**Stated exercise:**
Find every line with the word "info" and give their count, nothing else.

**Task data:**
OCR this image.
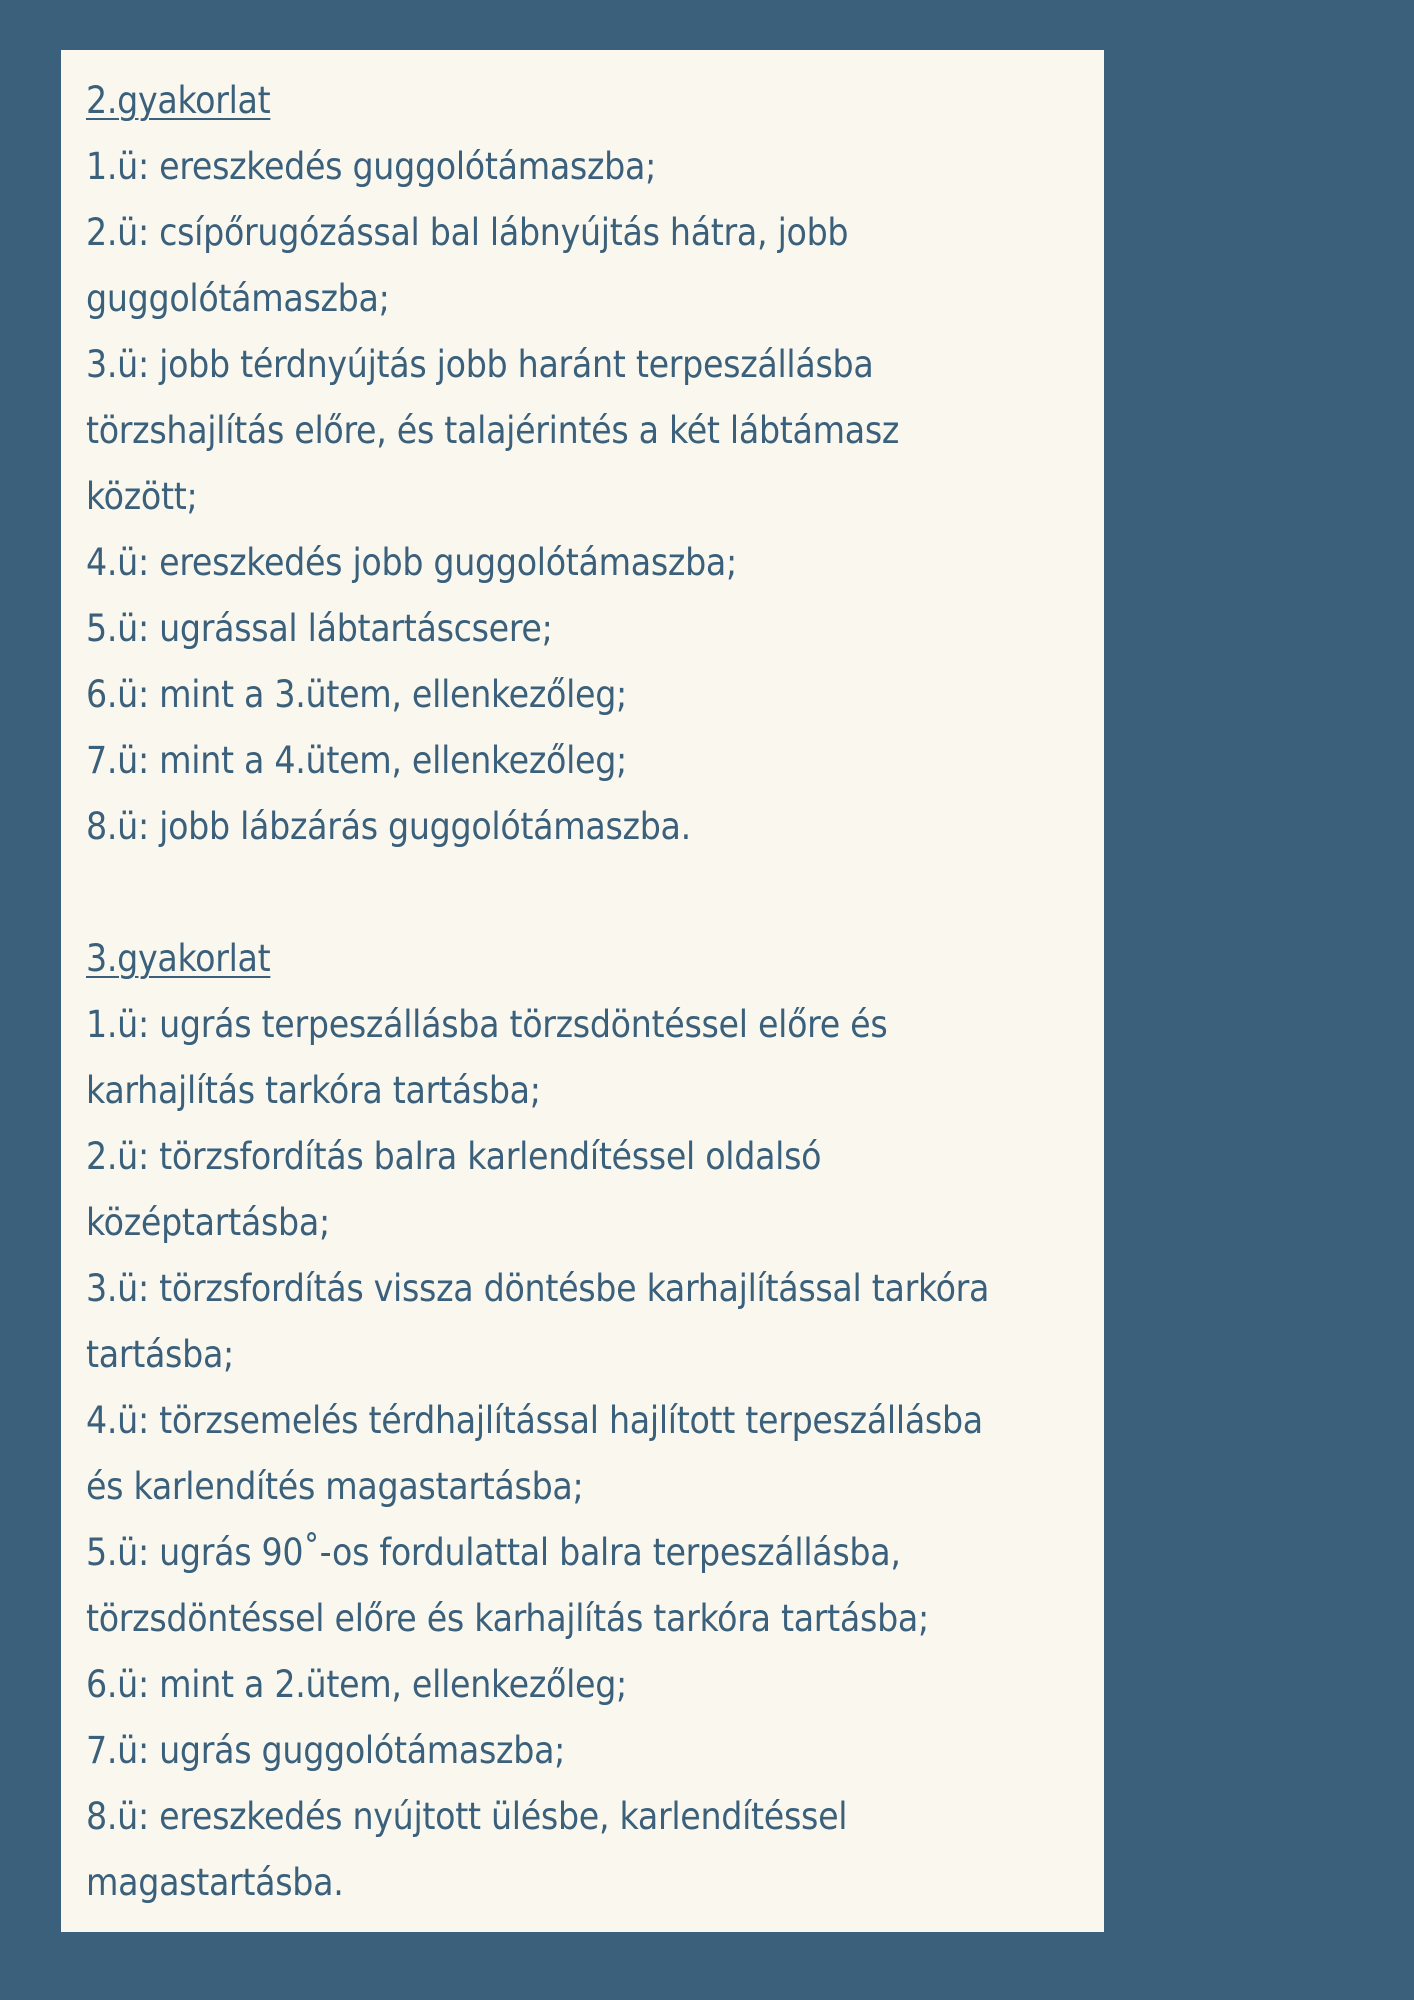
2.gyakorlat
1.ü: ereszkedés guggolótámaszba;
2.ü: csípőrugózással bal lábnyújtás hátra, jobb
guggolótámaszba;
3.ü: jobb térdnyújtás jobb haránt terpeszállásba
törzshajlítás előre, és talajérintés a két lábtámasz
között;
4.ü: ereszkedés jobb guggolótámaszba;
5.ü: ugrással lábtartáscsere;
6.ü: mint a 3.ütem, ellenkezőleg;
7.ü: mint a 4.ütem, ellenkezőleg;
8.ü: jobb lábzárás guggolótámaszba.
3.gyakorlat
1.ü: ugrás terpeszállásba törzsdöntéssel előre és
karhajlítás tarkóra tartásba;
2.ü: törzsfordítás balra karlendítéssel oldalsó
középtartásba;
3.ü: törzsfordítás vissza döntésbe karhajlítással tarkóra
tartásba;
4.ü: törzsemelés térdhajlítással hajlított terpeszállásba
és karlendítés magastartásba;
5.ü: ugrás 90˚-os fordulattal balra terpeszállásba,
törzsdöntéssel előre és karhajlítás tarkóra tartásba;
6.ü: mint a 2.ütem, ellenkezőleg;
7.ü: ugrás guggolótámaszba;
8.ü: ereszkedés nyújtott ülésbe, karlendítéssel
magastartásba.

* * *

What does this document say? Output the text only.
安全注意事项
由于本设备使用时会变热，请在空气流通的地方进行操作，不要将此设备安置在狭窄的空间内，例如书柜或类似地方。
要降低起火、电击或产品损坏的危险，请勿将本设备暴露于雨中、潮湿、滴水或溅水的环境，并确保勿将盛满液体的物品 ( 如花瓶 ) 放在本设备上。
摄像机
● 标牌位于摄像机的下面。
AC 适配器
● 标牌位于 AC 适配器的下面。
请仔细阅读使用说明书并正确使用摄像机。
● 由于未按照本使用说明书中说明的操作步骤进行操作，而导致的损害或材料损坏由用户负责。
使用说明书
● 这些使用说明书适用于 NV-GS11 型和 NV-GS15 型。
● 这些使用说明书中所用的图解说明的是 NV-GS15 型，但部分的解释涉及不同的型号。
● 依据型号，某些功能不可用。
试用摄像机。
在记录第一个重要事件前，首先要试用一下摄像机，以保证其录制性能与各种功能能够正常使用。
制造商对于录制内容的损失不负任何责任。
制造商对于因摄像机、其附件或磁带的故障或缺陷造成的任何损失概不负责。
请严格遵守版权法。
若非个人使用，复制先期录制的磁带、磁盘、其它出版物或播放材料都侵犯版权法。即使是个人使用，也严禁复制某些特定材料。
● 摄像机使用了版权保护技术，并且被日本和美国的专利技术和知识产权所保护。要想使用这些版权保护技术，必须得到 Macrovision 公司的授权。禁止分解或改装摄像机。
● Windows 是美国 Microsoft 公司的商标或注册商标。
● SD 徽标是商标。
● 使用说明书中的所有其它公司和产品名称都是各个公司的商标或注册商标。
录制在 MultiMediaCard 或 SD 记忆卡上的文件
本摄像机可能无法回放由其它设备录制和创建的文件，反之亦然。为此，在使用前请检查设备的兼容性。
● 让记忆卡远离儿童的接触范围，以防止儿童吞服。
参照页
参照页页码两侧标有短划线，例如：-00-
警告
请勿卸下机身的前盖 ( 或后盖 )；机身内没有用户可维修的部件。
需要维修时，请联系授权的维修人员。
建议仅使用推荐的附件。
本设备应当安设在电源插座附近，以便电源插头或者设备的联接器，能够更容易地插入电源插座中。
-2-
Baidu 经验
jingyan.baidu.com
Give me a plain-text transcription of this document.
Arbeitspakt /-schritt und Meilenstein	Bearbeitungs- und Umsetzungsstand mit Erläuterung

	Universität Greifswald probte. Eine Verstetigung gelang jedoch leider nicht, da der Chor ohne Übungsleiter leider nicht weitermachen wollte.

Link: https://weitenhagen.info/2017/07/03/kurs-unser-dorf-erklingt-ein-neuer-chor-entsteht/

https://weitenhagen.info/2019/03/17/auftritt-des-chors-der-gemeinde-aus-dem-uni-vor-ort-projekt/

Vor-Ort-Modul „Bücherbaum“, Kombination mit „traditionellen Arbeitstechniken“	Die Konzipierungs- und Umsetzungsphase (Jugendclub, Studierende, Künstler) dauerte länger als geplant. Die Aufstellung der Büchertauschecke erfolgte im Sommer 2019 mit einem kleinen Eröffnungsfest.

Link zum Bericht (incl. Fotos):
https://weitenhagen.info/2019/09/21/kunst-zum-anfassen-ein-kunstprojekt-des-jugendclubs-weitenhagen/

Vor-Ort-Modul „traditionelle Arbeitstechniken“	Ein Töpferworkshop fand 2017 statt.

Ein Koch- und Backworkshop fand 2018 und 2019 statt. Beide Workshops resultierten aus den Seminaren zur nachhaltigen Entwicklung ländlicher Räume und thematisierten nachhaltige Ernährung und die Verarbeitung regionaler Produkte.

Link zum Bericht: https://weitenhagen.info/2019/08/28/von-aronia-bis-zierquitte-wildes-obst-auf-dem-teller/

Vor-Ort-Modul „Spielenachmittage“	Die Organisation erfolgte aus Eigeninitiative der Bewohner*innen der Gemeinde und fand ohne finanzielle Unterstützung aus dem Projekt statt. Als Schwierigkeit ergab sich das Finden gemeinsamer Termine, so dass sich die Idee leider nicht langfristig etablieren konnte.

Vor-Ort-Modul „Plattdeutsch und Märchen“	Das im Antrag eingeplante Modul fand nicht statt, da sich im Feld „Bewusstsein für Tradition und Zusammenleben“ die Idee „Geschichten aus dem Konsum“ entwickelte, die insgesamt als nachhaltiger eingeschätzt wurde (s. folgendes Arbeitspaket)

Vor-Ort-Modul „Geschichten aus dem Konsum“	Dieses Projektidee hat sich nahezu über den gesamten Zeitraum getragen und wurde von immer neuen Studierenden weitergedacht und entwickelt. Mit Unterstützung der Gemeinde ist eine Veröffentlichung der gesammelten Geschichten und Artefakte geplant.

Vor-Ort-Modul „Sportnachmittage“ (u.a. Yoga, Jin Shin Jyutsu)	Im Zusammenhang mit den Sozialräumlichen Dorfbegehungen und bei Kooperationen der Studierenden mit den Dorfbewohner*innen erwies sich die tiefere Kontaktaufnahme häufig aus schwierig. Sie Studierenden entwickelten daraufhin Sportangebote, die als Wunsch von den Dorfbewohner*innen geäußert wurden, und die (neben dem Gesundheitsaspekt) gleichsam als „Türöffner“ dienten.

**Task result:**
4